* **Exercise**: In full and without deviation, write out the entries that follow.

(Items from a figure collection)

==========

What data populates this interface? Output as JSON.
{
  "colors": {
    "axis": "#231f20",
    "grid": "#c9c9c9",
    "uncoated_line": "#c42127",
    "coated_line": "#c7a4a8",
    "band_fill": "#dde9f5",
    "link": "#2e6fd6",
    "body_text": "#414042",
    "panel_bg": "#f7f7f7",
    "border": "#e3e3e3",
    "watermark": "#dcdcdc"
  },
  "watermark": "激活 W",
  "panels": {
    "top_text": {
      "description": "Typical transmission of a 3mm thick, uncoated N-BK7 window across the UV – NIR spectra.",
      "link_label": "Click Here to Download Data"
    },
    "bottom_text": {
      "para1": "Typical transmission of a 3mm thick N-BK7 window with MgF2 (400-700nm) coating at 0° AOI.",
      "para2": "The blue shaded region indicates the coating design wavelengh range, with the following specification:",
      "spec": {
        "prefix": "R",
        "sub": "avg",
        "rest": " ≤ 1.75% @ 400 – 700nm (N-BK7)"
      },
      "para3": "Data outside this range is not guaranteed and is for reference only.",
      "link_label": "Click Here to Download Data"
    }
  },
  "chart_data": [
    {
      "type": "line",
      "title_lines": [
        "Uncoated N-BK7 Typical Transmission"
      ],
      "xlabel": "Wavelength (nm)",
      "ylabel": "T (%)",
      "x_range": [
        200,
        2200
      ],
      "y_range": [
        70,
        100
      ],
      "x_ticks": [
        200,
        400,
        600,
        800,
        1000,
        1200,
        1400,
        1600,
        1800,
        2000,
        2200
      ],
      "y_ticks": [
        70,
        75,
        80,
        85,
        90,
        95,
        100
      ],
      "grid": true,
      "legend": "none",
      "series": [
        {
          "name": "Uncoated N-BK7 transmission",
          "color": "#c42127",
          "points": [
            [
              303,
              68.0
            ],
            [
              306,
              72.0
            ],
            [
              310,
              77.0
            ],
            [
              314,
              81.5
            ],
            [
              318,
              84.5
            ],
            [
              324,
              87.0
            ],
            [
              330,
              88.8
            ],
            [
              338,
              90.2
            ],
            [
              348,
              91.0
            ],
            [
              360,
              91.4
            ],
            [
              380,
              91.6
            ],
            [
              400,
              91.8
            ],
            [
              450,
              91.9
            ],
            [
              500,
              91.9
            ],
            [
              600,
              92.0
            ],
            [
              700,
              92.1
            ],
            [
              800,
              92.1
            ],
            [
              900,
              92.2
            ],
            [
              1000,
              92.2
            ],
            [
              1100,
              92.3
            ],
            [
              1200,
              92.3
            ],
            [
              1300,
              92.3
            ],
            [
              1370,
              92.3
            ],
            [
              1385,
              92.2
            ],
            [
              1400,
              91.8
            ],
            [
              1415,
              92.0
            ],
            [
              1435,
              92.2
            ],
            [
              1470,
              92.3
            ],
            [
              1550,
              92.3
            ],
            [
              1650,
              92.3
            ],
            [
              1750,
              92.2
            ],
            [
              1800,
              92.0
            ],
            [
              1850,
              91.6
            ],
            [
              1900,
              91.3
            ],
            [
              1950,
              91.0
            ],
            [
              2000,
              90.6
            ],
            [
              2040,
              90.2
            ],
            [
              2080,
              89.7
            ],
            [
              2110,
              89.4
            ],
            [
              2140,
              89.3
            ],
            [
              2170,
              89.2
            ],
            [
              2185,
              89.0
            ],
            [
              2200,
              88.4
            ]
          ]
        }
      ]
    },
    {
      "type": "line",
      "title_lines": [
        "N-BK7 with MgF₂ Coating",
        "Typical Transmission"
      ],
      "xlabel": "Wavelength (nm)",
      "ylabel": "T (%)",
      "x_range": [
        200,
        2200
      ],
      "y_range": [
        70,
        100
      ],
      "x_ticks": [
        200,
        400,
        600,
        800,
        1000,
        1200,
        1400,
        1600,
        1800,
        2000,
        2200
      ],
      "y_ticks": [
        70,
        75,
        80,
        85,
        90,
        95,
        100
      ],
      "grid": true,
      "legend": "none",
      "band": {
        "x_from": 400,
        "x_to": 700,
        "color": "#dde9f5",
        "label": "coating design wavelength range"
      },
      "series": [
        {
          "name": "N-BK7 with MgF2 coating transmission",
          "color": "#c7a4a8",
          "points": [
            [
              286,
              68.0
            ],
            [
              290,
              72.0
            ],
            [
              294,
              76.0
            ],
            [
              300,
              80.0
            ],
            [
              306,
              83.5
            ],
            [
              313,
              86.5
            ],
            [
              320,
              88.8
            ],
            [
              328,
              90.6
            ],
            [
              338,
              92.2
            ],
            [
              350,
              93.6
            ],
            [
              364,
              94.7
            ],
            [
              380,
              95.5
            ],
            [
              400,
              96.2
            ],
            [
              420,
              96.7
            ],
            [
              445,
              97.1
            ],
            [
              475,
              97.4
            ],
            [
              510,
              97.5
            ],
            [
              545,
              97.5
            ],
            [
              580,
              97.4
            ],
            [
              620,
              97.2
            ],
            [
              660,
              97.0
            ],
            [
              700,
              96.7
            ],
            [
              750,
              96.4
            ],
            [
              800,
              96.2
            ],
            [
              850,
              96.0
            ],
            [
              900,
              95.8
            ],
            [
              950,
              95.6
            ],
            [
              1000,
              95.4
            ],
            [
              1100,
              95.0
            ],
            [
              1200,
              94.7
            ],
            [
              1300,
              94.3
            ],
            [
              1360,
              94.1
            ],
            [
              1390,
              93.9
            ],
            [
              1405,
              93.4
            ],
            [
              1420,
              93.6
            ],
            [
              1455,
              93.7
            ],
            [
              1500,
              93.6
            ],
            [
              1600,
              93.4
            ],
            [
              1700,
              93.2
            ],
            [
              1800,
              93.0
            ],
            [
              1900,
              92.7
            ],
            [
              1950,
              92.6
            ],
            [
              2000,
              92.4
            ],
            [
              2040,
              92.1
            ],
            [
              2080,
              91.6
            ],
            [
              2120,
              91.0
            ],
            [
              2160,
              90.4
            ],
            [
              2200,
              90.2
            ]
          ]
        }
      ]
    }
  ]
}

==========

* **Task output**:
What data populates this interface? Output as JSON.
{
  "colors": {
    "axis": "#231f20",
    "grid": "#c9c9c9",
    "uncoated_line": "#c42127",
    "coated_line": "#c7a4a8",
    "band_fill": "#dde9f5",
    "link": "#2e6fd6",
    "body_text": "#414042",
    "panel_bg": "#f7f7f7",
    "border": "#e3e3e3",
    "watermark": "#dcdcdc"
  },
  "watermark": "激活 W",
  "panels": {
    "top_text": {
      "description": "Typical transmission of a 3mm thick, uncoated N-BK7 window across the UV – NIR spectra.",
      "link_label": "Click Here to Download Data"
    },
    "bottom_text": {
      "para1": "Typical transmission of a 3mm thick N-BK7 window with MgF2 (400-700nm) coating at 0° AOI.",
      "para2": "The blue shaded region indicates the coating design wavelengh range, with the following specification:",
      "spec": {
        "prefix": "R",
        "sub": "avg",
        "rest": " ≤ 1.75% @ 400 – 700nm (N-BK7)"
      },
      "para3": "Data outside this range is not guaranteed and is for reference only.",
      "link_label": "Click Here to Download Data"
    }
  },
  "chart_data": [
    {
      "type": "line",
      "title_lines": [
        "Uncoated N-BK7 Typical Transmission"
      ],
      "xlabel": "Wavelength (nm)",
      "ylabel": "T (%)",
      "x_range": [
        200,
        2200
      ],
      "y_range": [
        70,
        100
      ],
      "x_ticks": [
        200,
        400,
        600,
        800,
        1000,
        1200,
        1400,
        1600,
        1800,
        2000,
        2200
      ],
      "y_ticks": [
        70,
        75,
        80,
        85,
        90,
        95,
        100
      ],
      "grid": true,
      "legend": "none",
      "series": [
        {
          "name": "Uncoated N-BK7 transmission",
          "color": "#c42127",
          "points": [
            [
              303,
              68.0
            ],
            [
              306,
              72.0
            ],
            [
              310,
              77.0
            ],
            [
              314,
              81.5
            ],
            [
              318,
              84.5
            ],
            [
              324,
              87.0
            ],
            [
              330,
              88.8
            ],
            [
              338,
              90.2
            ],
            [
              348,
              91.0
            ],
            [
              360,
              91.4
            ],
            [
              380,
              91.6
            ],
            [
              400,
              91.8
            ],
            [
              450,
              91.9
            ],
            [
              500,
              91.9
            ],
            [
              600,
              92.0
            ],
            [
              700,
              92.1
            ],
            [
              800,
              92.1
            ],
            [
              900,
              92.2
            ],
            [
              1000,
              92.2
            ],
            [
              1100,
              92.3
            ],
            [
              1200,
              92.3
            ],
            [
              1300,
              92.3
            ],
            [
              1370,
              92.3
            ],
            [
              1385,
              92.2
            ],
            [
              1400,
              91.8
            ],
            [
              1415,
              92.0
            ],
            [
              1435,
              92.2
            ],
            [
              1470,
              92.3
            ],
            [
              1550,
              92.3
            ],
            [
              1650,
              92.3
            ],
            [
              1750,
              92.2
            ],
            [
              1800,
              92.0
            ],
            [
              1850,
              91.6
            ],
            [
              1900,
              91.3
            ],
            [
              1950,
              91.0
            ],
            [
              2000,
              90.6
            ],
            [
              2040,
              90.2
            ],
            [
              2080,
              89.7
            ],
            [
              2110,
              89.4
            ],
            [
              2140,
              89.3
            ],
            [
              2170,
              89.2
            ],
            [
              2185,
              89.0
            ],
            [
              2200,
              88.4
            ]
          ]
        }
      ]
    },
    {
      "type": "line",
      "title_lines": [
        "N-BK7 with MgF₂ Coating",
        "Typical Transmission"
      ],
      "xlabel": "Wavelength (nm)",
      "ylabel": "T (%)",
      "x_range": [
        200,
        2200
      ],
      "y_range": [
        70,
        100
      ],
      "x_ticks": [
        200,
        400,
        600,
        800,
        1000,
        1200,
        1400,
        1600,
        1800,
        2000,
        2200
      ],
      "y_ticks": [
        70,
        75,
        80,
        85,
        90,
        95,
        100
      ],
      "grid": true,
      "legend": "none",
      "band": {
        "x_from": 400,
        "x_to": 700,
        "color": "#dde9f5",
        "label": "coating design wavelength range"
      },
      "series": [
        {
          "name": "N-BK7 with MgF2 coating transmission",
          "color": "#c7a4a8",
          "points": [
            [
              286,
              68.0
            ],
            [
              290,
              72.0
            ],
            [
              294,
              76.0
            ],
            [
              300,
              80.0
            ],
            [
              306,
              83.5
            ],
            [
              313,
              86.5
            ],
            [
              320,
              88.8
            ],
            [
              328,
              90.6
            ],
            [
              338,
              92.2
            ],
            [
              350,
              93.6
            ],
            [
              364,
              94.7
            ],
            [
              380,
              95.5
            ],
            [
              400,
              96.2
            ],
            [
              420,
              96.7
            ],
            [
              445,
              97.1
            ],
            [
              475,
              97.4
            ],
            [
              510,
              97.5
            ],
            [
              545,
              97.5
            ],
            [
              580,
              97.4
            ],
            [
              620,
              97.2
            ],
            [
              660,
              97.0
            ],
            [
              700,
              96.7
            ],
            [
              750,
              96.4
            ],
            [
              800,
              96.2
            ],
            [
              850,
              96.0
            ],
            [
              900,
              95.8
            ],
            [
              950,
              95.6
            ],
            [
              1000,
              95.4
            ],
            [
              1100,
              95.0
            ],
            [
              1200,
              94.7
            ],
            [
              1300,
              94.3
            ],
            [
              1360,
              94.1
            ],
            [
              1390,
              93.9
            ],
            [
              1405,
              93.4
            ],
            [
              1420,
              93.6
            ],
            [
              1455,
              93.7
            ],
            [
              1500,
              93.6
            ],
            [
              1600,
              93.4
            ],
            [
              1700,
              93.2
            ],
            [
              1800,
              93.0
            ],
            [
              1900,
              92.7
            ],
            [
              1950,
              92.6
            ],
            [
              2000,
              92.4
            ],
            [
              2040,
              92.1
            ],
            [
              2080,
              91.6
            ],
            [
              2120,
              91.0
            ],
            [
              2160,
              90.4
            ],
            [
              2200,
              90.2
            ]
          ]
        }
      ]
    }
  ]
}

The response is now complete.